THE REQUEST
Reproduce every line in the listing that contains the word "Food".

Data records
══════

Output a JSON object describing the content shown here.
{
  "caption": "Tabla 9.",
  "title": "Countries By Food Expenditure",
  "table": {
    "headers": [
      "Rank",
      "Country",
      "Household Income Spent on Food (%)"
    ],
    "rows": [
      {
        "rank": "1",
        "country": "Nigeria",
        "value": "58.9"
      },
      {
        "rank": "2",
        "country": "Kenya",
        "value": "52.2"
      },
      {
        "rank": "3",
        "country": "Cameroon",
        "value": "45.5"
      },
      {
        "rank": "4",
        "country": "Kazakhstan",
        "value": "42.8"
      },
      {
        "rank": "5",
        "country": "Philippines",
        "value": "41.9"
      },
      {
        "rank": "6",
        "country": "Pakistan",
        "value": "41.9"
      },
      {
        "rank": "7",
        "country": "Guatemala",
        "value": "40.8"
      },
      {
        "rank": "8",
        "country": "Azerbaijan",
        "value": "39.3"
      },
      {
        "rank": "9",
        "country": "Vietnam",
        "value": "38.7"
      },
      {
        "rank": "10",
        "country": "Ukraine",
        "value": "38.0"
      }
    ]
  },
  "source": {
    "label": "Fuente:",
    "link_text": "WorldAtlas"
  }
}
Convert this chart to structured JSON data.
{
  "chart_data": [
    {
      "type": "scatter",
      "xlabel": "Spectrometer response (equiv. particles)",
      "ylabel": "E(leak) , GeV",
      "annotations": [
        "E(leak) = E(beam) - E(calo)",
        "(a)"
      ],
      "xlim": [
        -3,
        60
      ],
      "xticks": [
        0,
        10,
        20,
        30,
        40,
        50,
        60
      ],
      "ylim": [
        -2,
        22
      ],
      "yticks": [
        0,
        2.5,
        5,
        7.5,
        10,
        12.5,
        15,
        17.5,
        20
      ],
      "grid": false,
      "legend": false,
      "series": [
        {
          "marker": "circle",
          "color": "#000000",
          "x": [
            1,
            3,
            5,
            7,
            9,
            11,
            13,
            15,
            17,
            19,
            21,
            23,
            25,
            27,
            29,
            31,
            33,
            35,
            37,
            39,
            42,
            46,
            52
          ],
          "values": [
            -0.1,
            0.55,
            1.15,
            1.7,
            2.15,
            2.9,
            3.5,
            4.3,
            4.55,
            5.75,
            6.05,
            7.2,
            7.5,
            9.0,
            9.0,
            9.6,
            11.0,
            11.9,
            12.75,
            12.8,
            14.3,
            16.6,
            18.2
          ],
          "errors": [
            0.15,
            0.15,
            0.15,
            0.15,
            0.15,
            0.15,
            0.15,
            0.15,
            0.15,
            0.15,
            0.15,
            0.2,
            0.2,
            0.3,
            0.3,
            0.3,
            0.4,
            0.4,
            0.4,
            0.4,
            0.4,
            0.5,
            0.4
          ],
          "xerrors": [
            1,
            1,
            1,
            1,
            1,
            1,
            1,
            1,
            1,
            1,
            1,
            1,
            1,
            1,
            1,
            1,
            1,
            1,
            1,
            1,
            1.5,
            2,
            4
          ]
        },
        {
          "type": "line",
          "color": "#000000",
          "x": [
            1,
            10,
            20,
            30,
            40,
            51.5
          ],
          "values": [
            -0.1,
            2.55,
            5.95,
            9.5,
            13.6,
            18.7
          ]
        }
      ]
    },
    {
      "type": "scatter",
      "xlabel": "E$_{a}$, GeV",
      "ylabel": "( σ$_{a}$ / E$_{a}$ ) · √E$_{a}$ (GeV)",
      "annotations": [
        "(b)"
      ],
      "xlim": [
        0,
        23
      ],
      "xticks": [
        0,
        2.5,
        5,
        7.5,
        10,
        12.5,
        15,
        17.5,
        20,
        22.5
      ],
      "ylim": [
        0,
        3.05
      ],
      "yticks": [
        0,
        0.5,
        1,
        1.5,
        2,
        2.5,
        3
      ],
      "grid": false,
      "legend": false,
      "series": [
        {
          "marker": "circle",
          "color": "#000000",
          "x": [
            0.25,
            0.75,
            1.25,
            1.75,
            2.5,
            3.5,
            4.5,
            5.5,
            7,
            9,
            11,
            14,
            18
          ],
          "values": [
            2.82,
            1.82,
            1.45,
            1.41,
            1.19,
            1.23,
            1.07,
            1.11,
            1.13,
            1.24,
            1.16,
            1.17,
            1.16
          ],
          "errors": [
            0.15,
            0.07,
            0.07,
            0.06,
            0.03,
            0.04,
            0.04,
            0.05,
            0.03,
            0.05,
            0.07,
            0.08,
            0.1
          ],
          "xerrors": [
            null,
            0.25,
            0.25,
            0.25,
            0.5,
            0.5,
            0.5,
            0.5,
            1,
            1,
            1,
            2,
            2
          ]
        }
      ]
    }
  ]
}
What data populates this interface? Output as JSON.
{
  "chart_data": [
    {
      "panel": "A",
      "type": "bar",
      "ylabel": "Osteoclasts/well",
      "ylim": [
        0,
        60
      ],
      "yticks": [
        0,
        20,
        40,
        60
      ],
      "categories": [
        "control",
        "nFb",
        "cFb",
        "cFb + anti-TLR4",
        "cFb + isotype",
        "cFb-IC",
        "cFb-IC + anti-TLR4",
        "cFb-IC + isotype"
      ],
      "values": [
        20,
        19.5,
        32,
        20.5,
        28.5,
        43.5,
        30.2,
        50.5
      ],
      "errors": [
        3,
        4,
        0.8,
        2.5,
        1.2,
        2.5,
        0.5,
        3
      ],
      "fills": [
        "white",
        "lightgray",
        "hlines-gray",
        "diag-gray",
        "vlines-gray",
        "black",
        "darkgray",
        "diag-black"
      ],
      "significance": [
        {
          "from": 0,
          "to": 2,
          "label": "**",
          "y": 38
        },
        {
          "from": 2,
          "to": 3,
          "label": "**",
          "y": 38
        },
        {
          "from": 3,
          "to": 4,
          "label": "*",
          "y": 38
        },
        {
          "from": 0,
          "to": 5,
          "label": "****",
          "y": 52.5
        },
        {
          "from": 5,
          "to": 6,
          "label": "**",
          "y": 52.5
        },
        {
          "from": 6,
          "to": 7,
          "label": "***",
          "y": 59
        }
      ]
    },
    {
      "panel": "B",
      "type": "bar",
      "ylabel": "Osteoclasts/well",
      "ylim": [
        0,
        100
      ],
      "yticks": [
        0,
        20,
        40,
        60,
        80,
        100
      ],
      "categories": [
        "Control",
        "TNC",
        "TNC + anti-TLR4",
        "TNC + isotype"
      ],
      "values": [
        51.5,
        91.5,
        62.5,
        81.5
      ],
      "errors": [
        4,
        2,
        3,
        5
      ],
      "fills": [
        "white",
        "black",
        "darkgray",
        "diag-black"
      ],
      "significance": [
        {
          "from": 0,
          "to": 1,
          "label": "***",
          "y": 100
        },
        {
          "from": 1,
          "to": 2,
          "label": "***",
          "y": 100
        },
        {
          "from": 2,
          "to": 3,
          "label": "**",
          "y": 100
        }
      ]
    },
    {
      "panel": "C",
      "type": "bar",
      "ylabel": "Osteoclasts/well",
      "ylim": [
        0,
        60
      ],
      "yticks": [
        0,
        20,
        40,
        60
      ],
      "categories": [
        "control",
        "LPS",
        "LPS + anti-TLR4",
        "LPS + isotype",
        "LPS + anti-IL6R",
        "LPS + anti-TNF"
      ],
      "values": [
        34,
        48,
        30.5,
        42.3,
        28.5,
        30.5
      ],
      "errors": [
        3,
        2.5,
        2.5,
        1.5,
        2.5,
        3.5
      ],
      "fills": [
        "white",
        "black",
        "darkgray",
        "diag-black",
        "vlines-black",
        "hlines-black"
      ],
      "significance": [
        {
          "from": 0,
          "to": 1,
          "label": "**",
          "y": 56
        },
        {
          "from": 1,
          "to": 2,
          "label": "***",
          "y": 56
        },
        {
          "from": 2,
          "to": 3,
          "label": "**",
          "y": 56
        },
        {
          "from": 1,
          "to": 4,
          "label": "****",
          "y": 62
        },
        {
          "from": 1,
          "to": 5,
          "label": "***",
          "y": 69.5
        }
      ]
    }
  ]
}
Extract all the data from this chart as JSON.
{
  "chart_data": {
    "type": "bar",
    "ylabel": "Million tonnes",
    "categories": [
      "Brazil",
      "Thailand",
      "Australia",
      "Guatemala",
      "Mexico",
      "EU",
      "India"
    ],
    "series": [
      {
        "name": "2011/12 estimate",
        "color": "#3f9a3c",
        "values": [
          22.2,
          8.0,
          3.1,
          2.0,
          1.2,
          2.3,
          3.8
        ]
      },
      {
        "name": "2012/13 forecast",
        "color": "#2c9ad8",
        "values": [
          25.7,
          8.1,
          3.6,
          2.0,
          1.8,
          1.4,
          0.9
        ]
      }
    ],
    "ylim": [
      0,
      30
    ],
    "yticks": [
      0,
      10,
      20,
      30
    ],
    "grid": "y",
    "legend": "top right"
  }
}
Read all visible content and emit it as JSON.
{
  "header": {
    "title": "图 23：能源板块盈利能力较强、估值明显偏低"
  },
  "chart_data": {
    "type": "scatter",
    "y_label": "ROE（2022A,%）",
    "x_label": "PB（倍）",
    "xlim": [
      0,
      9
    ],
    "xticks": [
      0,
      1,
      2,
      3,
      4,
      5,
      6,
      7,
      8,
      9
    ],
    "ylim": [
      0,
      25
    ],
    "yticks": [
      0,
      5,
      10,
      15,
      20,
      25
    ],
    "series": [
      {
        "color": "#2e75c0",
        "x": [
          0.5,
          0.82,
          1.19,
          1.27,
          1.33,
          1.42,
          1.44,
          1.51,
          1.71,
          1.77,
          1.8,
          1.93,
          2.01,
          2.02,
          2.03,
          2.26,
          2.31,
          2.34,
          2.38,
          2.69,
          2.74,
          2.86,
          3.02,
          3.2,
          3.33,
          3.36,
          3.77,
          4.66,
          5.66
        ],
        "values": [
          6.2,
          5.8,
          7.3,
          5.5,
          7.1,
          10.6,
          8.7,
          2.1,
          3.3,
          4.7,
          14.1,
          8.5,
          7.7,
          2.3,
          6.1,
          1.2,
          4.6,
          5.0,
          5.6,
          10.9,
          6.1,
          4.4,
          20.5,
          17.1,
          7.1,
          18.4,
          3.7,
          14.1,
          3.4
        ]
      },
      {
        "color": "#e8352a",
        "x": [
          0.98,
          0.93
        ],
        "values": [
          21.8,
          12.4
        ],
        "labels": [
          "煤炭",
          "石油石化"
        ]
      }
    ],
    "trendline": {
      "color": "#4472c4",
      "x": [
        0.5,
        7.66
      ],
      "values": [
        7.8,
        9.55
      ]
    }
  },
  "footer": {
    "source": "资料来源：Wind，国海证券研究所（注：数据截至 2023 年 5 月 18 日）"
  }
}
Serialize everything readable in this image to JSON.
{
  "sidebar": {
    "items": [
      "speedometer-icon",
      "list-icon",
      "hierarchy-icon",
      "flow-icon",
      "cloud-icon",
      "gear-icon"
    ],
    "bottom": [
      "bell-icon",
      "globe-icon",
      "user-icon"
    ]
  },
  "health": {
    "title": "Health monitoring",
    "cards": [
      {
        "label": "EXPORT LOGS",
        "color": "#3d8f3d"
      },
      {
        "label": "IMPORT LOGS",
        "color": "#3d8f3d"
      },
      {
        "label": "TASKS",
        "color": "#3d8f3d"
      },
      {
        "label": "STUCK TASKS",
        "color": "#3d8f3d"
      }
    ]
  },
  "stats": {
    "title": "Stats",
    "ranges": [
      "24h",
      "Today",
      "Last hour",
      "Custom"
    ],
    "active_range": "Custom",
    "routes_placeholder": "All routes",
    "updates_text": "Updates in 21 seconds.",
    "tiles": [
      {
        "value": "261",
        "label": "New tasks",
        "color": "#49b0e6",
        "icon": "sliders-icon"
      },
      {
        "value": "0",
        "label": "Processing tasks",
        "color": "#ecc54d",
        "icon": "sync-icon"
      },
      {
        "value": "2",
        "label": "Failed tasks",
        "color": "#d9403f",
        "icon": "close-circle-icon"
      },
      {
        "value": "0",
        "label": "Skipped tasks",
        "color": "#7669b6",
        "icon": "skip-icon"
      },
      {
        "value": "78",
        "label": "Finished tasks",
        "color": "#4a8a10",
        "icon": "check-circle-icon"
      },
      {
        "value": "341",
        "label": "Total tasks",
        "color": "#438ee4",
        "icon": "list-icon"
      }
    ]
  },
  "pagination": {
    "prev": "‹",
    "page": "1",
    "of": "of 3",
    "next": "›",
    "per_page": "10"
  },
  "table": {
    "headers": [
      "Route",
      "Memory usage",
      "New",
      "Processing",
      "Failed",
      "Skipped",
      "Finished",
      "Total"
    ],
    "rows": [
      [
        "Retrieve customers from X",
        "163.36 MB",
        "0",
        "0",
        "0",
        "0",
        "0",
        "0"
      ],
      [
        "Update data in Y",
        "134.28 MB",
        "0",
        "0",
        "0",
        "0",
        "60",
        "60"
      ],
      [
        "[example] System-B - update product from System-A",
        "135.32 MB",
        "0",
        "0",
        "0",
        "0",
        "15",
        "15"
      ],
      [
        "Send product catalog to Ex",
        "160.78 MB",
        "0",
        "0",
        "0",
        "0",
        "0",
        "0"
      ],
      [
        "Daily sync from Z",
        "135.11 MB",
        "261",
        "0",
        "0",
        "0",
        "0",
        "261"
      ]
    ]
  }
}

══════

WORKED ANSWER
  "title": "Countries By Food Expenditure",
      "Household Income Spent on Food (%)"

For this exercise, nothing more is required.